EXTRACTED RECORDS:

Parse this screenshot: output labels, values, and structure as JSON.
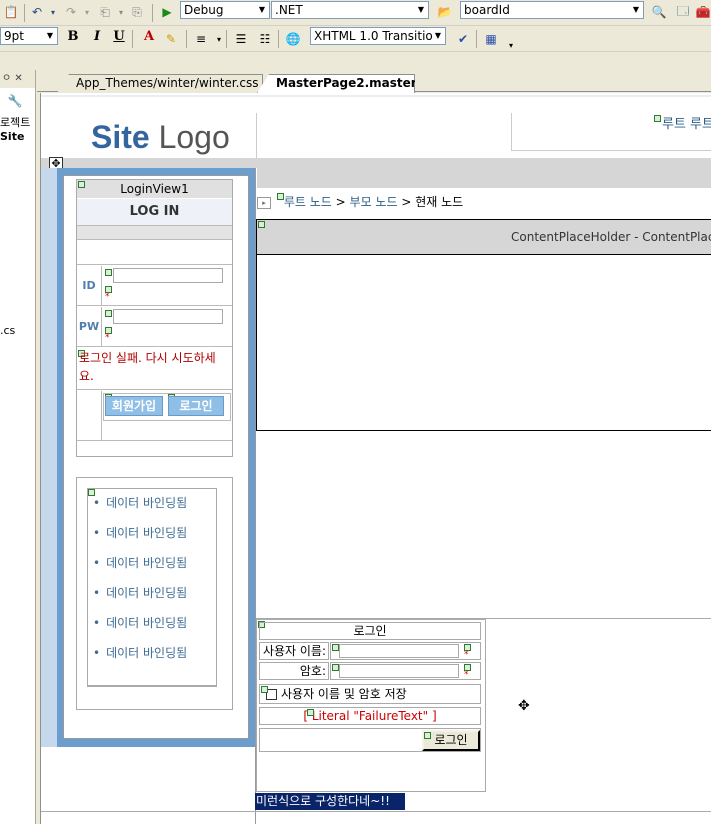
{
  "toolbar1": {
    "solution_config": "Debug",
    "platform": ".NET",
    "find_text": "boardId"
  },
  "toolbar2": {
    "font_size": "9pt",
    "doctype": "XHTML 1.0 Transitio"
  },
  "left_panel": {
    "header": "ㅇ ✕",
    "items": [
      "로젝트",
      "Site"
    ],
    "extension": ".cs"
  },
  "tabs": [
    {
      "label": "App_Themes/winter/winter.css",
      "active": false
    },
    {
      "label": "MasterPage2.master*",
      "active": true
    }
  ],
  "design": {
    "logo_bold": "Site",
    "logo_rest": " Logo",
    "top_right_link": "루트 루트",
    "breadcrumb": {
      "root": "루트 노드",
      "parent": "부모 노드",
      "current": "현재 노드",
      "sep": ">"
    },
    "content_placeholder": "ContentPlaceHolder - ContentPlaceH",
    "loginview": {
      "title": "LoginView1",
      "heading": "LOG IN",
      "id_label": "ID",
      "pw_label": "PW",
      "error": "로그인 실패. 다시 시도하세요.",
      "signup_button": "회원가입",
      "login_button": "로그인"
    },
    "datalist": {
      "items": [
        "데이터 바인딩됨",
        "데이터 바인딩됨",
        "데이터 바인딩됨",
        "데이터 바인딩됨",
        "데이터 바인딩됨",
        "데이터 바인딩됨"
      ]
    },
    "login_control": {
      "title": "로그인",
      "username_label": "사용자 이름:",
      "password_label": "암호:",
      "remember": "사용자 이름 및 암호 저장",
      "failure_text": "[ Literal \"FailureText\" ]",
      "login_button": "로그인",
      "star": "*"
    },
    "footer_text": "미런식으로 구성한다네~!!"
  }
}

TASK: Copy the material above in full and exactly, skipping pictures.

COMPLETED EXERCISE:
Parse this screenshot: output labels, values, and structure as JSON.
{
  "toolbar1": {
    "solution_config": "Debug",
    "platform": ".NET",
    "find_text": "boardId"
  },
  "toolbar2": {
    "font_size": "9pt",
    "doctype": "XHTML 1.0 Transitio"
  },
  "left_panel": {
    "header": "ㅇ ✕",
    "items": [
      "로젝트",
      "Site"
    ],
    "extension": ".cs"
  },
  "tabs": [
    {
      "label": "App_Themes/winter/winter.css",
      "active": false
    },
    {
      "label": "MasterPage2.master*",
      "active": true
    }
  ],
  "design": {
    "logo_bold": "Site",
    "logo_rest": " Logo",
    "top_right_link": "루트 루트",
    "breadcrumb": {
      "root": "루트 노드",
      "parent": "부모 노드",
      "current": "현재 노드",
      "sep": ">"
    },
    "content_placeholder": "ContentPlaceHolder - ContentPlaceH",
    "loginview": {
      "title": "LoginView1",
      "heading": "LOG IN",
      "id_label": "ID",
      "pw_label": "PW",
      "error": "로그인 실패. 다시 시도하세요.",
      "signup_button": "회원가입",
      "login_button": "로그인"
    },
    "datalist": {
      "items": [
        "데이터 바인딩됨",
        "데이터 바인딩됨",
        "데이터 바인딩됨",
        "데이터 바인딩됨",
        "데이터 바인딩됨",
        "데이터 바인딩됨"
      ]
    },
    "login_control": {
      "title": "로그인",
      "username_label": "사용자 이름:",
      "password_label": "암호:",
      "remember": "사용자 이름 및 암호 저장",
      "failure_text": "[ Literal \"FailureText\" ]",
      "login_button": "로그인",
      "star": "*"
    },
    "footer_text": "미런식으로 구성한다네~!!"
  }
}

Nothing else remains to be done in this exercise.